§ Task requirements
Select and reproduce each line of the listing below that bears the string "failed".

— Start of Extracted records —

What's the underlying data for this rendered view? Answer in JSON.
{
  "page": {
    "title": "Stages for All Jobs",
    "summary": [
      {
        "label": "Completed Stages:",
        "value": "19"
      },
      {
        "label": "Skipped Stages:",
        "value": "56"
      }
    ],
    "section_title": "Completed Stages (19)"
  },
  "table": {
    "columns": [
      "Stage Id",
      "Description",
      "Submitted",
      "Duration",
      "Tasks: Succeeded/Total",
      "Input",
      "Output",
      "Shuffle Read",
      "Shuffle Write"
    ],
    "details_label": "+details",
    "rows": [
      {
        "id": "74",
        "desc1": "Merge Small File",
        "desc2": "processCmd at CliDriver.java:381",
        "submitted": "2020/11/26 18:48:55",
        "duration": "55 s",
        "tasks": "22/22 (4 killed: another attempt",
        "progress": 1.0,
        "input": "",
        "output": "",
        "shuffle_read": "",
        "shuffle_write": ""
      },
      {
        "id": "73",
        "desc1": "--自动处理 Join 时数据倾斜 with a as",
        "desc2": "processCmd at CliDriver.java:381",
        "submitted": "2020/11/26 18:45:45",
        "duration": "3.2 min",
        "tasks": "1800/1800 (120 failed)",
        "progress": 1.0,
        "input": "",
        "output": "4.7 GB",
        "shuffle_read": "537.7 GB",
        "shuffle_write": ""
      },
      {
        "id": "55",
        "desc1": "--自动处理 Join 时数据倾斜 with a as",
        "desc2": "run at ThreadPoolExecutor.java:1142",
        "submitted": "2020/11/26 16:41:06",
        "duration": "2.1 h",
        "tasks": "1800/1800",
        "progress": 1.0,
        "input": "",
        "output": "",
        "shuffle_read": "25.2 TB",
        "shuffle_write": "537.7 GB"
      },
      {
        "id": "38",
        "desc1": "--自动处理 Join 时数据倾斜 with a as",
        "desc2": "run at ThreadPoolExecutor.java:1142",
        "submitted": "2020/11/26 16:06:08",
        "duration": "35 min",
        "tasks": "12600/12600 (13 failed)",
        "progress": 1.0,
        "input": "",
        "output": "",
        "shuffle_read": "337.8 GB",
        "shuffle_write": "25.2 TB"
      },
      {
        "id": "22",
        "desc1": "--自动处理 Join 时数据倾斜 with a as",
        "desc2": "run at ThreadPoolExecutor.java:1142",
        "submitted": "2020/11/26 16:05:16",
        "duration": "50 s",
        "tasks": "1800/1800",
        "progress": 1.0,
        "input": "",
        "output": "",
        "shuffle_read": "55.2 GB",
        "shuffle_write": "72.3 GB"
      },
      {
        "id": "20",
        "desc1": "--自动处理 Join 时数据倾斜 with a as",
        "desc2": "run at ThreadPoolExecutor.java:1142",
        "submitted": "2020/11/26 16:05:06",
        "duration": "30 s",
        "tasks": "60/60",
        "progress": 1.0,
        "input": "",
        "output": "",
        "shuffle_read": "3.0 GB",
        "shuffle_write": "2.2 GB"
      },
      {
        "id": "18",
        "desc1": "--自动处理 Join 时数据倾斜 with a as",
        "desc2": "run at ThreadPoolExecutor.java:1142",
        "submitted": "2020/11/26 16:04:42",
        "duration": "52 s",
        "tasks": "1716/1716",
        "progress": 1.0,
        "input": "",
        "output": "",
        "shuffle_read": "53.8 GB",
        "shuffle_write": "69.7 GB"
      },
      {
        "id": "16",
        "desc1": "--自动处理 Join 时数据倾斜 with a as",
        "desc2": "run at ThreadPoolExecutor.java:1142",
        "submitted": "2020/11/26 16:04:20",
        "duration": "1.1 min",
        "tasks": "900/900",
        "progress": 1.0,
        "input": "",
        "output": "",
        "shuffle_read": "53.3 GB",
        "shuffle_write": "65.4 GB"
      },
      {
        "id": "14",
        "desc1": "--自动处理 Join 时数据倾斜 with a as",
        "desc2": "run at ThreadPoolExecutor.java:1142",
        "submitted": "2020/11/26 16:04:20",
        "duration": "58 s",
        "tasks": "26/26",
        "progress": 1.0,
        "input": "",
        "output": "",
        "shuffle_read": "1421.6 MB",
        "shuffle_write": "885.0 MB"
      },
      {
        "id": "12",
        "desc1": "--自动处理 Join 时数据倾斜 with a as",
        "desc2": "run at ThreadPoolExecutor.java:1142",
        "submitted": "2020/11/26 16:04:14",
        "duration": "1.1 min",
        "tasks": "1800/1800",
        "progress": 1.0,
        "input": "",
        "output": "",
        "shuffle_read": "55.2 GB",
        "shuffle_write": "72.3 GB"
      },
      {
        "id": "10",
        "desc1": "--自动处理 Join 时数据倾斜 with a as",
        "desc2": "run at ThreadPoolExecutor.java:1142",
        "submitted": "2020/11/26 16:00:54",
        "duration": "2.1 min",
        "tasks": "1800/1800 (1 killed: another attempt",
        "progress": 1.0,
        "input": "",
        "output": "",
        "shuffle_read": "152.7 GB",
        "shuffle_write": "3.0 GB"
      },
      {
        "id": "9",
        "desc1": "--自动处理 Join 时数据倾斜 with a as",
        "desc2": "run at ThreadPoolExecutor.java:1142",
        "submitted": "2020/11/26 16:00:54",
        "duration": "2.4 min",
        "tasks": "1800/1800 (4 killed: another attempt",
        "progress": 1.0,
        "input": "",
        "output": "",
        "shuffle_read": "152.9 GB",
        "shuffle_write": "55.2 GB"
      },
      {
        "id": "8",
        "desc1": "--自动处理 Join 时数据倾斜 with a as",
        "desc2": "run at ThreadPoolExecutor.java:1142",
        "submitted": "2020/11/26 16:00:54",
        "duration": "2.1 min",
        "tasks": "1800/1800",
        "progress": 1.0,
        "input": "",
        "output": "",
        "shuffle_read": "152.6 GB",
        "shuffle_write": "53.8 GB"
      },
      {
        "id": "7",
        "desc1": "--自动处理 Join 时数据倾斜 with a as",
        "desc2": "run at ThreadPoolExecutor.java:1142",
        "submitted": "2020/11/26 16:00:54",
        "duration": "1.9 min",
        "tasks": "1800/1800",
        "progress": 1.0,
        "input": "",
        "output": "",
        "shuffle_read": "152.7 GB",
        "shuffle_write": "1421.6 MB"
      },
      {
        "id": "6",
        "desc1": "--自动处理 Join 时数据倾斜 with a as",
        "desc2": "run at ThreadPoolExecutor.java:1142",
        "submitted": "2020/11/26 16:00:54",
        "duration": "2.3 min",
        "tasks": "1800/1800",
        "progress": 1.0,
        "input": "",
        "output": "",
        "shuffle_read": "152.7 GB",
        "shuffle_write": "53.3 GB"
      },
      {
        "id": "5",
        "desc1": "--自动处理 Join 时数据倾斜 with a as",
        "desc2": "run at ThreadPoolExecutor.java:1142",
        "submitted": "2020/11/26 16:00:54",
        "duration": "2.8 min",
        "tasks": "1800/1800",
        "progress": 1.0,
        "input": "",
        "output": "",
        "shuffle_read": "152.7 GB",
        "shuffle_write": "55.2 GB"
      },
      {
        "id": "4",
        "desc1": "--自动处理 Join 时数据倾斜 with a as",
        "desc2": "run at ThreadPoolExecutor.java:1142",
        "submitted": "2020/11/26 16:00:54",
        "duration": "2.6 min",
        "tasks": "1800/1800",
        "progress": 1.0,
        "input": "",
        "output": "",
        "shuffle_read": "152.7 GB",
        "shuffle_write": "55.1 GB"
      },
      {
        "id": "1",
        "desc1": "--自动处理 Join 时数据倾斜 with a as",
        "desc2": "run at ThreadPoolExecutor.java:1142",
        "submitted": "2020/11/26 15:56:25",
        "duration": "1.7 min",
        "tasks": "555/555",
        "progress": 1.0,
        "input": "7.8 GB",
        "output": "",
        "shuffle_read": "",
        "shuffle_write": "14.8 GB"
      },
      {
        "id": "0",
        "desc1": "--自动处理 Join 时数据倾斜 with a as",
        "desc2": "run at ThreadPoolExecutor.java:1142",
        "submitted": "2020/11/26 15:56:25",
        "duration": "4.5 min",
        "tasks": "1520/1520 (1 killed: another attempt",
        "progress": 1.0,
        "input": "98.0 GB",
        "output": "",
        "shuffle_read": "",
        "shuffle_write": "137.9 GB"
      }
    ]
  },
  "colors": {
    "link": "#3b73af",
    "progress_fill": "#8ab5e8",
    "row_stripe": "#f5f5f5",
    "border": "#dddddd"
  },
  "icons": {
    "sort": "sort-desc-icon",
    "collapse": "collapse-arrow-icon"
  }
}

— End of Extracted records —

§ In response
        "tasks": "1800/1800 (120 failed)",
        "tasks": "12600/12600 (13 failed)",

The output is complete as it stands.